[TASK INSTRUCTIONS]:
Report the number of lines in these entries that contain "Miles". Write only the number.

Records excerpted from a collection
## BEGIN

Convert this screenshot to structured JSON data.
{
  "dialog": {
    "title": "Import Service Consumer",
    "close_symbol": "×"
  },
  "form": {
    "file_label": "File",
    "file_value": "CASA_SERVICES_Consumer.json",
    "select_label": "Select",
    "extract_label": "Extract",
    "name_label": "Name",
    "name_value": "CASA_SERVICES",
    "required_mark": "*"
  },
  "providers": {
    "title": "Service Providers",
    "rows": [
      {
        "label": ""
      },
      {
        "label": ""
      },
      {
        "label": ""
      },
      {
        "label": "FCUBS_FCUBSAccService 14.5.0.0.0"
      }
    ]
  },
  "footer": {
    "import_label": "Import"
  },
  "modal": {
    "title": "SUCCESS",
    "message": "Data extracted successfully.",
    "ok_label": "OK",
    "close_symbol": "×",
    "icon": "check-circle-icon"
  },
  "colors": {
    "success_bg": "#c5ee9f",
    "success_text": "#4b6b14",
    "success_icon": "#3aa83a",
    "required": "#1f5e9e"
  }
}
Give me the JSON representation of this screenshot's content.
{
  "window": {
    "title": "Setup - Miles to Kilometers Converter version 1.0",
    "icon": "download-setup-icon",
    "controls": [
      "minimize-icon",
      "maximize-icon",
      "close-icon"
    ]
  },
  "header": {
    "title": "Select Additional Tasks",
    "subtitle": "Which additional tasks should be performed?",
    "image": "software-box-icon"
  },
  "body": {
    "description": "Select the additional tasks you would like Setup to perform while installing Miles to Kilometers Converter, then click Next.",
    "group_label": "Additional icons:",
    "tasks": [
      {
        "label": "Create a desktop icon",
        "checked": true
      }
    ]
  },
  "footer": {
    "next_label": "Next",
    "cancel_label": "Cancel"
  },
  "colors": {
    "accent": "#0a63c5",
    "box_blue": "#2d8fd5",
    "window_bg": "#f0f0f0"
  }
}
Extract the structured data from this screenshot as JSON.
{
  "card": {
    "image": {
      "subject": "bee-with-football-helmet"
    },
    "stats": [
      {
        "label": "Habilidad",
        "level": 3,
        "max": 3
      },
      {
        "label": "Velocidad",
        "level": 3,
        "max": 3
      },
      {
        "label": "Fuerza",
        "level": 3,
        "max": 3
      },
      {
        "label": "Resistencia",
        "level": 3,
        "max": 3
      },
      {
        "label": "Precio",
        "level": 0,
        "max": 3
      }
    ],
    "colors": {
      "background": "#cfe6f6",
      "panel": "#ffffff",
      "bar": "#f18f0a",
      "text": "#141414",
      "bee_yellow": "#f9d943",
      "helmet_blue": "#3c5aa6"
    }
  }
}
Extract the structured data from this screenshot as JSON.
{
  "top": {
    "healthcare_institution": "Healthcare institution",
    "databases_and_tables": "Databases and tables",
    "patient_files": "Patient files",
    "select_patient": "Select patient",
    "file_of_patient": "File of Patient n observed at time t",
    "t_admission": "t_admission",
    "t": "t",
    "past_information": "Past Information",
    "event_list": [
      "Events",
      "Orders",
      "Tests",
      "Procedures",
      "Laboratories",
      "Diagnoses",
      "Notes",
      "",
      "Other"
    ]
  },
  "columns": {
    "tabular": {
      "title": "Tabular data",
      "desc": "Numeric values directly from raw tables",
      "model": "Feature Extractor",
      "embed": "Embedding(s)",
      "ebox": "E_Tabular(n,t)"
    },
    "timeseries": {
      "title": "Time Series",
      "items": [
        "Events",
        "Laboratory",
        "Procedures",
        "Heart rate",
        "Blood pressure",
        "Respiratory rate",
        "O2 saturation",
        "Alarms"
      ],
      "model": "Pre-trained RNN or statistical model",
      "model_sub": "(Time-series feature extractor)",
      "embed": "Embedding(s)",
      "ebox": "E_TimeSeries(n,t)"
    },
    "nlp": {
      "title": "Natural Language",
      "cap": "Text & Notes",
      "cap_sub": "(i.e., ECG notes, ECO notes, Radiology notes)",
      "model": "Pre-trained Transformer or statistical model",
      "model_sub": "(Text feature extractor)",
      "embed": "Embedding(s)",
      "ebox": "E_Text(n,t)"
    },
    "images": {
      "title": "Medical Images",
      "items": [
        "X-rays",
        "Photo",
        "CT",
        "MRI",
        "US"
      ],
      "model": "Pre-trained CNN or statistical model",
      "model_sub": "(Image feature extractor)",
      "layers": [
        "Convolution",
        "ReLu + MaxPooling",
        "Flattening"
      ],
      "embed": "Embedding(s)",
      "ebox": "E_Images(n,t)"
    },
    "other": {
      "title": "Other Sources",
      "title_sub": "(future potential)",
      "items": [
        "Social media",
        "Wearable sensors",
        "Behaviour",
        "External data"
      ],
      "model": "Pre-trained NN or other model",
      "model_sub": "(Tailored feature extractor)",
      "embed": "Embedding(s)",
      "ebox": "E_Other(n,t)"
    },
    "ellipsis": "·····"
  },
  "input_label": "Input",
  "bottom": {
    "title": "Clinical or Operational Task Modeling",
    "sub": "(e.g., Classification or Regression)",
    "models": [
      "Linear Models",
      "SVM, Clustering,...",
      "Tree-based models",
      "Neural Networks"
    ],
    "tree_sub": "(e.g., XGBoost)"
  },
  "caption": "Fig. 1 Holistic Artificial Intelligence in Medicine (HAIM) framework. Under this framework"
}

## END

[FINISHED EXERCISE]:
2